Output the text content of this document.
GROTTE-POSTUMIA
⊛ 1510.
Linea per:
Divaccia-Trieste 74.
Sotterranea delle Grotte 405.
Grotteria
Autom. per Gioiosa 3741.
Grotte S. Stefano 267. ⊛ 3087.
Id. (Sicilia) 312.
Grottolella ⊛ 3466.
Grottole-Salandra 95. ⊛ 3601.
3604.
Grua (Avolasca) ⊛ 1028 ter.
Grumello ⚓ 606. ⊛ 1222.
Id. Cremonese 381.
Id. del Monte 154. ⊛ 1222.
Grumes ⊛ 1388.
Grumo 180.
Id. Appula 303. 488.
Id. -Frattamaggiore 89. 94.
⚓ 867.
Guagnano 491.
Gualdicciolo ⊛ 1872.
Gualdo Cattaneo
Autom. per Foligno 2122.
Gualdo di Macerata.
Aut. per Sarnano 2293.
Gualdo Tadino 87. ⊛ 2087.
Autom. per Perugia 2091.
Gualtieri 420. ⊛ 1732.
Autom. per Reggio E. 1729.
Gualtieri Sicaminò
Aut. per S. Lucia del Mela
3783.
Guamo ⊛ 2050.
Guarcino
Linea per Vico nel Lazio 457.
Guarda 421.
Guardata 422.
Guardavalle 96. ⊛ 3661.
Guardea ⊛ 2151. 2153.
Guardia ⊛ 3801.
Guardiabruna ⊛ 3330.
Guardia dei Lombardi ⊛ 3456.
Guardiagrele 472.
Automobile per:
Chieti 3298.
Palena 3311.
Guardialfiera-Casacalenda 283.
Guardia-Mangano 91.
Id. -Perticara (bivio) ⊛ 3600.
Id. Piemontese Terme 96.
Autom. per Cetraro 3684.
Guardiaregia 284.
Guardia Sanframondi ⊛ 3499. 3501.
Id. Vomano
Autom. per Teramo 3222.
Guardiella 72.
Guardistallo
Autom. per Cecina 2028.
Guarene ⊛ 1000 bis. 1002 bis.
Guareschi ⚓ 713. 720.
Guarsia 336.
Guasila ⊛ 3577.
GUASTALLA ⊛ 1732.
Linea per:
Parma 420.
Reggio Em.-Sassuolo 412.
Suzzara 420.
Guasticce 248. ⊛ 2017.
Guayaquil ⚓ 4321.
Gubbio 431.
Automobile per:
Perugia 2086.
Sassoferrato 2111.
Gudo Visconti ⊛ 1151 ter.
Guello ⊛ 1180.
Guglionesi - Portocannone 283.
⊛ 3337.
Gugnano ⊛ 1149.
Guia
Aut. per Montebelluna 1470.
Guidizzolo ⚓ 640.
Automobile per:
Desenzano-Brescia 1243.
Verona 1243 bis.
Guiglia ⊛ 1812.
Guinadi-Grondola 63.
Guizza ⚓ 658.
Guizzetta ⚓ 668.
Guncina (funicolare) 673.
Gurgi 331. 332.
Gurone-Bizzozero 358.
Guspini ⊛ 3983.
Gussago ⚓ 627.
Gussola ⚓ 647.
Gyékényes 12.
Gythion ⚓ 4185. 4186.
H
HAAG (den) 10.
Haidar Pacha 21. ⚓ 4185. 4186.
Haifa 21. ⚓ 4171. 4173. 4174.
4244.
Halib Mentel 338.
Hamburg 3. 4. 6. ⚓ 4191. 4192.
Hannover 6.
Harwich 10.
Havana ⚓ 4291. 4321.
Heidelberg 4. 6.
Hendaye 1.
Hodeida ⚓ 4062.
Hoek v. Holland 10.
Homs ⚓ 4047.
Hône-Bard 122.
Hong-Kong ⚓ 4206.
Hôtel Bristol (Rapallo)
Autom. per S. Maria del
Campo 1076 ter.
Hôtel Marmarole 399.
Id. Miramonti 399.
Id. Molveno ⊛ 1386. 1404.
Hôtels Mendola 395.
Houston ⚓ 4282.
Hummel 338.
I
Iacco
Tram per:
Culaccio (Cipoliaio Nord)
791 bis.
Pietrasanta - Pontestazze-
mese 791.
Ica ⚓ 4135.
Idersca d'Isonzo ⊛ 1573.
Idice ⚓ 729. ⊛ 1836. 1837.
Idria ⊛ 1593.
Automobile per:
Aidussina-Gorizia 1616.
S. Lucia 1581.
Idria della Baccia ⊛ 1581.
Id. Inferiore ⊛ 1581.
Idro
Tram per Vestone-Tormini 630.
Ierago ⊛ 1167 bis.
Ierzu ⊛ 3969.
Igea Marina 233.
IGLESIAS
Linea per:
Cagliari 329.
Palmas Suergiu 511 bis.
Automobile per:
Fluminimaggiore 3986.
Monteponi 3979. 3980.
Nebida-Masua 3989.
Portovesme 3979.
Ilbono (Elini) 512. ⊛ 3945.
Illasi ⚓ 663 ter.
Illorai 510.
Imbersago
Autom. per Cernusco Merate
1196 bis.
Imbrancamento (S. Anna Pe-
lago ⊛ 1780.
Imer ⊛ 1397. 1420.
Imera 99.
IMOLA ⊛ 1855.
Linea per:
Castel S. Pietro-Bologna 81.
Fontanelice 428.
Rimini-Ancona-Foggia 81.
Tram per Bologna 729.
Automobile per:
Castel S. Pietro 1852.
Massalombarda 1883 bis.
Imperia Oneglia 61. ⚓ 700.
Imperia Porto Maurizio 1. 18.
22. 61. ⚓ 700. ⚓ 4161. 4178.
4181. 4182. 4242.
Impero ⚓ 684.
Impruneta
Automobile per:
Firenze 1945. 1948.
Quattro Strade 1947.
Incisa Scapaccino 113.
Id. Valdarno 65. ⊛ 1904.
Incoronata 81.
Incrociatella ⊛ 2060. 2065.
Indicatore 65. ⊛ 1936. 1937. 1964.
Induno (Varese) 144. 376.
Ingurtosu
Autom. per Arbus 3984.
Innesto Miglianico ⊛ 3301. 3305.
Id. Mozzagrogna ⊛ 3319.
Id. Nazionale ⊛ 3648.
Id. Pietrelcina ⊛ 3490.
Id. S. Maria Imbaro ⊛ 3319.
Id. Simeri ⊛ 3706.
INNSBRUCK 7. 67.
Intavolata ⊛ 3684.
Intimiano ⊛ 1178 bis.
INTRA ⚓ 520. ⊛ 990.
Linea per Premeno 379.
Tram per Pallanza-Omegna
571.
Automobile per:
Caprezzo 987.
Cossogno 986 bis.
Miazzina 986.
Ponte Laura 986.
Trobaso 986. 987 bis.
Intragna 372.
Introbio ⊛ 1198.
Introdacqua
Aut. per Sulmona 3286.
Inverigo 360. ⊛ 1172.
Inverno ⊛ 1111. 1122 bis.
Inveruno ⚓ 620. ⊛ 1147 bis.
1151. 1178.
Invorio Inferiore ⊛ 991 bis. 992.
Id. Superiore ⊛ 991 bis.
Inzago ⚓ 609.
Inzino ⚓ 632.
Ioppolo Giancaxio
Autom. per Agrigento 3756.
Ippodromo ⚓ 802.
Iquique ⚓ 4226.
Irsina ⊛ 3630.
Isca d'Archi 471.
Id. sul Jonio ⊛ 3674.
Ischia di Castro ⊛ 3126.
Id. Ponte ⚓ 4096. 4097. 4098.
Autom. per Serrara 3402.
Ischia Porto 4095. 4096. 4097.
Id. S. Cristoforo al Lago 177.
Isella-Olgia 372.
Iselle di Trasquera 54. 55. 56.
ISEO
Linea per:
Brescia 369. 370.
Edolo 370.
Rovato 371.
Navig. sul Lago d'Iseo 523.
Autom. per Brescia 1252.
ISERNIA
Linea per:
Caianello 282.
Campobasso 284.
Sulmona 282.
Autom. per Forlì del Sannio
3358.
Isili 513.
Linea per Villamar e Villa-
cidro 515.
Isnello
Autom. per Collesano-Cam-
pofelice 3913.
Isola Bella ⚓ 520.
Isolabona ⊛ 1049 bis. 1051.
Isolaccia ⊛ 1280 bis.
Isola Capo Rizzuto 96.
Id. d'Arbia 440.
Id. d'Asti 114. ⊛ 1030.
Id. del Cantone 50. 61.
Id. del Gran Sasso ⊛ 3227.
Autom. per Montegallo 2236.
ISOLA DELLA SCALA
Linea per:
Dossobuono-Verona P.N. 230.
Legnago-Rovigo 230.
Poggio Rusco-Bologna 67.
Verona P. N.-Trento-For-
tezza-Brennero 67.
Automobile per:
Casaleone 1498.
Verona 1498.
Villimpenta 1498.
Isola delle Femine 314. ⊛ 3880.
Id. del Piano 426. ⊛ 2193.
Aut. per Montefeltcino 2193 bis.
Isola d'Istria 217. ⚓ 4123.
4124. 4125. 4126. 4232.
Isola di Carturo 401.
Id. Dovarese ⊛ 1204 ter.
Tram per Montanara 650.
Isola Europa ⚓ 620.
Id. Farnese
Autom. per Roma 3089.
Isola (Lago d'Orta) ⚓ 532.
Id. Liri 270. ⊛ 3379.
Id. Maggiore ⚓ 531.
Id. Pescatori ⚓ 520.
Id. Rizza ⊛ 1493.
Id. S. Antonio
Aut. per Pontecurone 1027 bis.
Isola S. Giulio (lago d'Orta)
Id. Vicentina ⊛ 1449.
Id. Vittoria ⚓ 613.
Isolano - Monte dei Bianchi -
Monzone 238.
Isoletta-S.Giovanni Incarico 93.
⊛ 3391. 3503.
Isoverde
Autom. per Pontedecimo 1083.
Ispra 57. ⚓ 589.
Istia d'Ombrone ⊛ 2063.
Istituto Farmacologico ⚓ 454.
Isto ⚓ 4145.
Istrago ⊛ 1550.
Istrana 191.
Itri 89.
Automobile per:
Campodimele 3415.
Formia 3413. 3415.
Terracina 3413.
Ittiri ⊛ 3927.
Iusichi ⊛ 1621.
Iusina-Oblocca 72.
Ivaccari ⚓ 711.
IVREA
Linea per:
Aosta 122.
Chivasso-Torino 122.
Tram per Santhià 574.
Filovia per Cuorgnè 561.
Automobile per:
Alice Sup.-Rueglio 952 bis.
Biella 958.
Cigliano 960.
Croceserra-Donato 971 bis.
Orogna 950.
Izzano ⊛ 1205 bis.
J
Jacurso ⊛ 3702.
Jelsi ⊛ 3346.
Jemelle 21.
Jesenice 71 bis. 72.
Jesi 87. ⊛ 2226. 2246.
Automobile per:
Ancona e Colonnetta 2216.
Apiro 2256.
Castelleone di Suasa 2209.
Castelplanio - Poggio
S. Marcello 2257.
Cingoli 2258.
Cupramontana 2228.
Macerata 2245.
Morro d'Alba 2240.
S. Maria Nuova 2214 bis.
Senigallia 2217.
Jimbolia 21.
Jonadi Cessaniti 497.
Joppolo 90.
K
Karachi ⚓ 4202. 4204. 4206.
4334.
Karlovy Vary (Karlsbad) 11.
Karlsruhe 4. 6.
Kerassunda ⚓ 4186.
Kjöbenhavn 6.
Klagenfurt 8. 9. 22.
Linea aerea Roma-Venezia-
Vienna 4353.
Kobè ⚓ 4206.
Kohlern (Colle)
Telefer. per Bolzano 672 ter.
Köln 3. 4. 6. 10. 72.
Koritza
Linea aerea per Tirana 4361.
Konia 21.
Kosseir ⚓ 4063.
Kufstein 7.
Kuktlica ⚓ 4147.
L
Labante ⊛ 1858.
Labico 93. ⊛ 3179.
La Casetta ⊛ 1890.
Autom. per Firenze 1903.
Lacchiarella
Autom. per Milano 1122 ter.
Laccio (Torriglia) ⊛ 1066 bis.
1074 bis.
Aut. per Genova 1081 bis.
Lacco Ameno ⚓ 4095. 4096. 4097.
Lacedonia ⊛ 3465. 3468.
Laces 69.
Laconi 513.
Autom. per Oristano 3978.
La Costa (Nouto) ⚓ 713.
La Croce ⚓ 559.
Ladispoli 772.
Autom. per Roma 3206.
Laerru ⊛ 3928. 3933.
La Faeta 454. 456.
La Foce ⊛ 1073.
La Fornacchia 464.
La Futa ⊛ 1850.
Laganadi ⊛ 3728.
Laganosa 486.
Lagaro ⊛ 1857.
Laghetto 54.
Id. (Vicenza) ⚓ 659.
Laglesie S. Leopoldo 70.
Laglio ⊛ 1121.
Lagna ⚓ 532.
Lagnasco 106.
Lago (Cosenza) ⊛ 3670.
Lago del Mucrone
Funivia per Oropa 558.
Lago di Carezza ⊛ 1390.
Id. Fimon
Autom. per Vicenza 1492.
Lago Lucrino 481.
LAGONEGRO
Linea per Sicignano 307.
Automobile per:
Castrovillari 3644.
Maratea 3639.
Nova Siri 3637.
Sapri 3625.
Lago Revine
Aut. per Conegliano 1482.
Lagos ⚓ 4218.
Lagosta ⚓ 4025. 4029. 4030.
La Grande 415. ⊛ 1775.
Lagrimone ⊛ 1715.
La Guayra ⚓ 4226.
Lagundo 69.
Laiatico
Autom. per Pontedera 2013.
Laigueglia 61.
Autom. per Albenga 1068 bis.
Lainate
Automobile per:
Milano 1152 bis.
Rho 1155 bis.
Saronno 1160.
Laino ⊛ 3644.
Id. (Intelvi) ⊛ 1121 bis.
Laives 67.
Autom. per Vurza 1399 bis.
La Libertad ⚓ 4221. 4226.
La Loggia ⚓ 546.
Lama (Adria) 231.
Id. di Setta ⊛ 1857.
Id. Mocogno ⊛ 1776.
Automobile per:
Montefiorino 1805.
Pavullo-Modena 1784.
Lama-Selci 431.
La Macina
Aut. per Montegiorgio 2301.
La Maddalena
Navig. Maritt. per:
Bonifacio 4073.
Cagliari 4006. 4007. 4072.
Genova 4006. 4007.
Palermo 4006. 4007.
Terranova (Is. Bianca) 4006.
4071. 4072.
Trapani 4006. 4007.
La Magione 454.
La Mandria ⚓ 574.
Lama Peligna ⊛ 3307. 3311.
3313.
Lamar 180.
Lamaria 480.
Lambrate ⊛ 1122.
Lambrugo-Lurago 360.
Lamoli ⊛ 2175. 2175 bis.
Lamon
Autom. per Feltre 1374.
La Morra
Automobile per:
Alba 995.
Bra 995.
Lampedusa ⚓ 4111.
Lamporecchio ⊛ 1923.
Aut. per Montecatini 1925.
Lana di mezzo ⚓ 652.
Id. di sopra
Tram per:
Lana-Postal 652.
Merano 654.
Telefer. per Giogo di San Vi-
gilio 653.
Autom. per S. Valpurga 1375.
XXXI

■ What is needed ■
Copy each line containing the word "Orta" from the data.

■ Result of this task ■
Isola (Lago d'Orta) ⚓ 532.
Isola S. Giulio (lago d'Orta)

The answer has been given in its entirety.